### Work to be completed
Copy out every record precisely.

= = = =

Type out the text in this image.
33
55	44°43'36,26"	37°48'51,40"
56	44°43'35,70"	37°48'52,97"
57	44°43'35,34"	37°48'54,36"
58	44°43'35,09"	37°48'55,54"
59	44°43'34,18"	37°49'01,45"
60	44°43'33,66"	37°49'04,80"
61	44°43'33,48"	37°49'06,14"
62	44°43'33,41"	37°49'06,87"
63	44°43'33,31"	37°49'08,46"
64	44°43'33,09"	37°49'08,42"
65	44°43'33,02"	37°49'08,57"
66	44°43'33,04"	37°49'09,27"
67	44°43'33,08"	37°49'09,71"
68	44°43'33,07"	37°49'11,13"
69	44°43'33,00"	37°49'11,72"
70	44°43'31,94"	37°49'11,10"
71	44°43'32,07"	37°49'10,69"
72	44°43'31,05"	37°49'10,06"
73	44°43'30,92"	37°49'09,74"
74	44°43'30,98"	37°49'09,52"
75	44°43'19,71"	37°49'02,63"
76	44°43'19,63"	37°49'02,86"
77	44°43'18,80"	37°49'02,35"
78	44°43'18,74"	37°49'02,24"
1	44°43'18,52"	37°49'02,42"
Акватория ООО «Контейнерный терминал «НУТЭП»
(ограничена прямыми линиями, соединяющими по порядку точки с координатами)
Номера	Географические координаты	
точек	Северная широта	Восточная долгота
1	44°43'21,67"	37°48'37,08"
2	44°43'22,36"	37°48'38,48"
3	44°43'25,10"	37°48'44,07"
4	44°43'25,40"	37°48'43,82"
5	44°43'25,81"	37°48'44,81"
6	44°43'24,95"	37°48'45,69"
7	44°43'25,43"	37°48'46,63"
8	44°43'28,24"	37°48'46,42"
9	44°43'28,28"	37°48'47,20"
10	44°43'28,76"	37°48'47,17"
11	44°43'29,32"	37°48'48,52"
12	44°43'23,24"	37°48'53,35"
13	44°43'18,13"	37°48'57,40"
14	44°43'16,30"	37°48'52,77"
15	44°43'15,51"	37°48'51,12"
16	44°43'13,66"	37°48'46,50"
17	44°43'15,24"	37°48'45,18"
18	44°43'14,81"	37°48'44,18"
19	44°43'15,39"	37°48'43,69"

= = = =

### Worked solution
Type out the text in this image.
33
55	44°43'36,26"	37°48'51,40"
56	44°43'35,70"	37°48'52,97"
57	44°43'35,34"	37°48'54,36"
58	44°43'35,09"	37°48'55,54"
59	44°43'34,18"	37°49'01,45"
60	44°43'33,66"	37°49'04,80"
61	44°43'33,48"	37°49'06,14"
62	44°43'33,41"	37°49'06,87"
63	44°43'33,31"	37°49'08,46"
64	44°43'33,09"	37°49'08,42"
65	44°43'33,02"	37°49'08,57"
66	44°43'33,04"	37°49'09,27"
67	44°43'33,08"	37°49'09,71"
68	44°43'33,07"	37°49'11,13"
69	44°43'33,00"	37°49'11,72"
70	44°43'31,94"	37°49'11,10"
71	44°43'32,07"	37°49'10,69"
72	44°43'31,05"	37°49'10,06"
73	44°43'30,92"	37°49'09,74"
74	44°43'30,98"	37°49'09,52"
75	44°43'19,71"	37°49'02,63"
76	44°43'19,63"	37°49'02,86"
77	44°43'18,80"	37°49'02,35"
78	44°43'18,74"	37°49'02,24"
1	44°43'18,52"	37°49'02,42"
Акватория ООО «Контейнерный терминал «НУТЭП»
(ограничена прямыми линиями, соединяющими по порядку точки с координатами)
Номера	Географические координаты	
точек	Северная широта	Восточная долгота
1	44°43'21,67"	37°48'37,08"
2	44°43'22,36"	37°48'38,48"
3	44°43'25,10"	37°48'44,07"
4	44°43'25,40"	37°48'43,82"
5	44°43'25,81"	37°48'44,81"
6	44°43'24,95"	37°48'45,69"
7	44°43'25,43"	37°48'46,63"
8	44°43'28,24"	37°48'46,42"
9	44°43'28,28"	37°48'47,20"
10	44°43'28,76"	37°48'47,17"
11	44°43'29,32"	37°48'48,52"
12	44°43'23,24"	37°48'53,35"
13	44°43'18,13"	37°48'57,40"
14	44°43'16,30"	37°48'52,77"
15	44°43'15,51"	37°48'51,12"
16	44°43'13,66"	37°48'46,50"
17	44°43'15,24"	37°48'45,18"
18	44°43'14,81"	37°48'44,18"
19	44°43'15,39"	37°48'43,69"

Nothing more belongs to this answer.